**REQUIRED WORK:** Pick every line from the data that holds the word "funds".

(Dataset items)
»»
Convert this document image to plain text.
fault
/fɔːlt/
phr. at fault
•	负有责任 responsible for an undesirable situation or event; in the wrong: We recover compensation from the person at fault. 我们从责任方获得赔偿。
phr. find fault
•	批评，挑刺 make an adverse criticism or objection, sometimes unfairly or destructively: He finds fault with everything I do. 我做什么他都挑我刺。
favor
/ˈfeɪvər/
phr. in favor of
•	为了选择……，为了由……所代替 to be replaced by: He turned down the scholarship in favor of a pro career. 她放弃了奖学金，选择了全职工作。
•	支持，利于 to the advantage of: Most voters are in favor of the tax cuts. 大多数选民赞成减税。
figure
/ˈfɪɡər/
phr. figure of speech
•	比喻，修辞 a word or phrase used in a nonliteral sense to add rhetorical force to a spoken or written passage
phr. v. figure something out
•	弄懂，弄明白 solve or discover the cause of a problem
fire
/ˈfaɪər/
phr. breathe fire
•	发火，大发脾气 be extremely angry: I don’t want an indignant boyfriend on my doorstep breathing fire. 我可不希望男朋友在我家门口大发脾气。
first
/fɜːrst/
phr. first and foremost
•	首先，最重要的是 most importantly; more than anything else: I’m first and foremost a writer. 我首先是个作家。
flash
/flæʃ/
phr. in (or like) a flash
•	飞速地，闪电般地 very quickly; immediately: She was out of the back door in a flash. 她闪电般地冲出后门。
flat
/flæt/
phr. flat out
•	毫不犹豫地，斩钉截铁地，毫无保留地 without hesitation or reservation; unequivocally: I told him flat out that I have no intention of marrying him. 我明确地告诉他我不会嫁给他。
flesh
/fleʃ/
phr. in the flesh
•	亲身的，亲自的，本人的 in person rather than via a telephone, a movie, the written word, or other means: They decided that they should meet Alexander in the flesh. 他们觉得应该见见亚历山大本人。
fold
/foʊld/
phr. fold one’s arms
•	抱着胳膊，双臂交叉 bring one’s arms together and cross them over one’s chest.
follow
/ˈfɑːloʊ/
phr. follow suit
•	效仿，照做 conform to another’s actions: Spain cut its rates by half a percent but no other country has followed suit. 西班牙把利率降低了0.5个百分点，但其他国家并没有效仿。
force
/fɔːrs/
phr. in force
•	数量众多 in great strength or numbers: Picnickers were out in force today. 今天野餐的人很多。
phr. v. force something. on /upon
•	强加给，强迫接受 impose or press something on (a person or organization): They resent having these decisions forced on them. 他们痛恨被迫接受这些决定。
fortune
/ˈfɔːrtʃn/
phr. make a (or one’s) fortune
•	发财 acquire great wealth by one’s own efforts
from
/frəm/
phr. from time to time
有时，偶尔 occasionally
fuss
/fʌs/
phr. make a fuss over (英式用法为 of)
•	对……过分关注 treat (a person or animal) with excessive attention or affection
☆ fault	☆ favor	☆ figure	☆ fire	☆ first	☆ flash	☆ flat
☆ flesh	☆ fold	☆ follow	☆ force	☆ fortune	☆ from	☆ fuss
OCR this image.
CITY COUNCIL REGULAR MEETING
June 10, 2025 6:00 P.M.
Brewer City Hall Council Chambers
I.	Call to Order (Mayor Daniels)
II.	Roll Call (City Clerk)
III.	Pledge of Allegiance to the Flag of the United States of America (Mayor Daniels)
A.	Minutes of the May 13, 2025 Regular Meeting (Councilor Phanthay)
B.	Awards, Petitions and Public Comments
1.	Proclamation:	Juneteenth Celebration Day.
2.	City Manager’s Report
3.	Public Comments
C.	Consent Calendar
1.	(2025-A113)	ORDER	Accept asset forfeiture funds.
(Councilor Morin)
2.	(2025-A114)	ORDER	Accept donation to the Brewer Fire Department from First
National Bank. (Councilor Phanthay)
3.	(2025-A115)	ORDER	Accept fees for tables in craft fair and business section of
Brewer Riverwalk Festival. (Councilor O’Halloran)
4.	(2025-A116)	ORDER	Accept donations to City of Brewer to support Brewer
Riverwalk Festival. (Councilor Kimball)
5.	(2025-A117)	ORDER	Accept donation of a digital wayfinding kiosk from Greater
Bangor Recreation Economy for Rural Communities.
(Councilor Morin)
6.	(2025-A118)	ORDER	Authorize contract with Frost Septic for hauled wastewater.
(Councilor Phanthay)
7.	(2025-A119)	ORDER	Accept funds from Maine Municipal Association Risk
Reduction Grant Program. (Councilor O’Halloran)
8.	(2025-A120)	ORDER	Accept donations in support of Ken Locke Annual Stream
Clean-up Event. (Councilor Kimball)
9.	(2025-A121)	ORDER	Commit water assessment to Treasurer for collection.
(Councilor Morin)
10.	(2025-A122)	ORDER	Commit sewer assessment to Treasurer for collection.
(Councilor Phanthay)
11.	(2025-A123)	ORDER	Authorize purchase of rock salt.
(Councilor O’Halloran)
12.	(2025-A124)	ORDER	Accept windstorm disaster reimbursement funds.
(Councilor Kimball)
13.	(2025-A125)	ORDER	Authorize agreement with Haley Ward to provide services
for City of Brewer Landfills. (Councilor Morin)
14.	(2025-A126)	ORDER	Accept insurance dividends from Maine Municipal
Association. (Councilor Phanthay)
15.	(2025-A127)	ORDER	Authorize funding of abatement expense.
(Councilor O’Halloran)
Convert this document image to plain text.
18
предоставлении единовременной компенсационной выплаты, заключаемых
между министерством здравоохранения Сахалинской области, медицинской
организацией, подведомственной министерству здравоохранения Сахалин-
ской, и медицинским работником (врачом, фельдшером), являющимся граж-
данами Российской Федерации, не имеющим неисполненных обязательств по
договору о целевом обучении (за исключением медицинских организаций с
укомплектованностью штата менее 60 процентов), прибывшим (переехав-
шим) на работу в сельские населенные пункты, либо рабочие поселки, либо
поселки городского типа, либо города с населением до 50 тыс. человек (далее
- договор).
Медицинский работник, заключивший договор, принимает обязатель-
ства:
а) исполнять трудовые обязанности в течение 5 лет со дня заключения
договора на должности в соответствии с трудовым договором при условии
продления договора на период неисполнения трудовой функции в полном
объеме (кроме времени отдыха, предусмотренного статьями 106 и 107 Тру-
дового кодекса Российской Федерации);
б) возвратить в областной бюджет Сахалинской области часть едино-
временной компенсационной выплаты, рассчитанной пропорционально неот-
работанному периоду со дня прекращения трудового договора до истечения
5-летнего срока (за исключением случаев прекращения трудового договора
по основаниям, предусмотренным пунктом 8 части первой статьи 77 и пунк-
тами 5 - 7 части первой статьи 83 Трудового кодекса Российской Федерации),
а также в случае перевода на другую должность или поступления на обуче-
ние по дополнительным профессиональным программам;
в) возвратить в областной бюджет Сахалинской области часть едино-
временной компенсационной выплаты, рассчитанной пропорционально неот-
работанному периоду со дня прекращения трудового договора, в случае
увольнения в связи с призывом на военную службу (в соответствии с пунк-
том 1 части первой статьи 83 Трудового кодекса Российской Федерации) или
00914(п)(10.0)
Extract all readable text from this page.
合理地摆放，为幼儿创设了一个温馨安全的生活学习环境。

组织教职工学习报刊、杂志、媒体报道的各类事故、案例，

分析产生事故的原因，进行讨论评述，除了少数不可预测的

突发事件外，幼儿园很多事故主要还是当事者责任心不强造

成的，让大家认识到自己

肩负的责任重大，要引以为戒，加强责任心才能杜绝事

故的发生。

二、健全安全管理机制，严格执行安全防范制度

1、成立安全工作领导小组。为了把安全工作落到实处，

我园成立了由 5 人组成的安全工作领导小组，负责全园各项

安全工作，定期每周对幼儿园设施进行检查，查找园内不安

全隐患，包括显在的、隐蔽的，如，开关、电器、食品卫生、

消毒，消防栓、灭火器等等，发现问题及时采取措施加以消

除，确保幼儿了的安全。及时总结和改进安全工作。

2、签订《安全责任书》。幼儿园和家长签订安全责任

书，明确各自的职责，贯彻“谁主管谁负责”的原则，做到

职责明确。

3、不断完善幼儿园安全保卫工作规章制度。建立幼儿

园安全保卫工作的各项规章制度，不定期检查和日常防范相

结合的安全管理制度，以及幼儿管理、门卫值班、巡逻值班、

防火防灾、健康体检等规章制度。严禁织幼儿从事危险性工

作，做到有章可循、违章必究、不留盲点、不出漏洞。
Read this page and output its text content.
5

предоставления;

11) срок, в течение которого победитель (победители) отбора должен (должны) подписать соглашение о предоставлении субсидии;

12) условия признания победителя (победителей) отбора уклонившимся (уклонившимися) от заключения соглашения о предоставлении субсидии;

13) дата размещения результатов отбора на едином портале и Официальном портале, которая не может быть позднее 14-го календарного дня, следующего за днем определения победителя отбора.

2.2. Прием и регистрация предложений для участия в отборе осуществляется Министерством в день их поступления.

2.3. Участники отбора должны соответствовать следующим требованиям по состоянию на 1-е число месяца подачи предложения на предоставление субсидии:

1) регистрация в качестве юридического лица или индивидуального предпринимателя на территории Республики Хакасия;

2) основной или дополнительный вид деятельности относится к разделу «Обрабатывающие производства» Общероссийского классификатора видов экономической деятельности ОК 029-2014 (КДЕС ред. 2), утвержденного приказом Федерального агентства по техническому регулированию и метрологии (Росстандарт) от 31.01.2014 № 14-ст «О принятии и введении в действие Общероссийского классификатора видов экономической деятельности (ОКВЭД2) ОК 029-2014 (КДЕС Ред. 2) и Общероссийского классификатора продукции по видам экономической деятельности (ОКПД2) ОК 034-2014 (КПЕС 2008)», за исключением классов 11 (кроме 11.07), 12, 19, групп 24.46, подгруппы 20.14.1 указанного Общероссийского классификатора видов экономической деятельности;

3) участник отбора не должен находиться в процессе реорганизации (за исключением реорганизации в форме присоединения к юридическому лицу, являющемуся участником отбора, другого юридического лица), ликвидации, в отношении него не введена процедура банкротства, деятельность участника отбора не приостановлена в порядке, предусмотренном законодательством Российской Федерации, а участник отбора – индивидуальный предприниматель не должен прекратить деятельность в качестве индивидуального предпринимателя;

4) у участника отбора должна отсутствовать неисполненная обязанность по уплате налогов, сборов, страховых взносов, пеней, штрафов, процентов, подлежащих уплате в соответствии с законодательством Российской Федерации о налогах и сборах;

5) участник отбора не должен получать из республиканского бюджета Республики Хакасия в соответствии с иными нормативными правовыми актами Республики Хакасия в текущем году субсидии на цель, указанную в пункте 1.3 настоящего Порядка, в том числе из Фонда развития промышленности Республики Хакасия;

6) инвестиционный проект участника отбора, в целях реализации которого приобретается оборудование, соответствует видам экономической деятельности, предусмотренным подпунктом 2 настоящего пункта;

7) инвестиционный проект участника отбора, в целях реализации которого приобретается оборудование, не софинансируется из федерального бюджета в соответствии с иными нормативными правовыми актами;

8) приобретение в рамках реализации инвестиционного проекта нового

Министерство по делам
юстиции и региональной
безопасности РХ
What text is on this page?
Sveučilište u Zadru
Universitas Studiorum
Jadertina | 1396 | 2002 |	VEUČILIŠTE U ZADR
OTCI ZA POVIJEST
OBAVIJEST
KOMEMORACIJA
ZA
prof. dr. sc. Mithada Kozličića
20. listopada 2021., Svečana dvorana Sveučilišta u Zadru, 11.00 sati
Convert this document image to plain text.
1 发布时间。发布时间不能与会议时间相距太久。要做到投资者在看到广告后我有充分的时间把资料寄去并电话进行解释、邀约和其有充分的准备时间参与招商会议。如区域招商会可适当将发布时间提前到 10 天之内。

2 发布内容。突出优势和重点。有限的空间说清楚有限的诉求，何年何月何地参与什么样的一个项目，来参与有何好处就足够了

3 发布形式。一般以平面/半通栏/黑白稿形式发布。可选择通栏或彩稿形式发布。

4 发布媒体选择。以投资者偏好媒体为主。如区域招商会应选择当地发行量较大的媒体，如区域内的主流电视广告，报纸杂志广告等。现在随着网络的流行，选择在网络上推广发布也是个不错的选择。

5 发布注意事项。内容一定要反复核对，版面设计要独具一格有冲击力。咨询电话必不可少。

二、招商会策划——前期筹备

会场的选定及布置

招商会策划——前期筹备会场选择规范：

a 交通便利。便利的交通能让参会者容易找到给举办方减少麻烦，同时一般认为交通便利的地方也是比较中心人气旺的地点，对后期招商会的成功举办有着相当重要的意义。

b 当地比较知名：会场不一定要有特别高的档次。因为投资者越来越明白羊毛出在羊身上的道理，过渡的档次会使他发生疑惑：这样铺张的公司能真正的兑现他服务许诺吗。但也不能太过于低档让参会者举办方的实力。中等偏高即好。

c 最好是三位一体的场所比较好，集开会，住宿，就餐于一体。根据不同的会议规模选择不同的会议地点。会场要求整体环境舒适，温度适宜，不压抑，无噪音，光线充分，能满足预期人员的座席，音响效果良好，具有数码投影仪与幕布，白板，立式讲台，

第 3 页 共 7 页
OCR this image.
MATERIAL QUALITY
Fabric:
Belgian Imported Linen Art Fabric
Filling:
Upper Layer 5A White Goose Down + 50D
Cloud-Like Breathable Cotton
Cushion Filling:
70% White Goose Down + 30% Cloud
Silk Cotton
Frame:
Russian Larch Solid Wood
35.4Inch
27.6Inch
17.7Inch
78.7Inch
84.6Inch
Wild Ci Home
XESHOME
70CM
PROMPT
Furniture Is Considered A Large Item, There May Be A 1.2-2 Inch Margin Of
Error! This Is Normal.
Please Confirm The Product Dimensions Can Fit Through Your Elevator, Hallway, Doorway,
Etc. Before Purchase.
««
**SOLUTION TO THIS PROBLEM:**
1.	(2025-A113)	ORDER	Accept asset forfeiture funds.
7.	(2025-A119)	ORDER	Accept funds from Maine Municipal Association Risk
12.	(2025-A124)	ORDER	Accept windstorm disaster reimbursement funds.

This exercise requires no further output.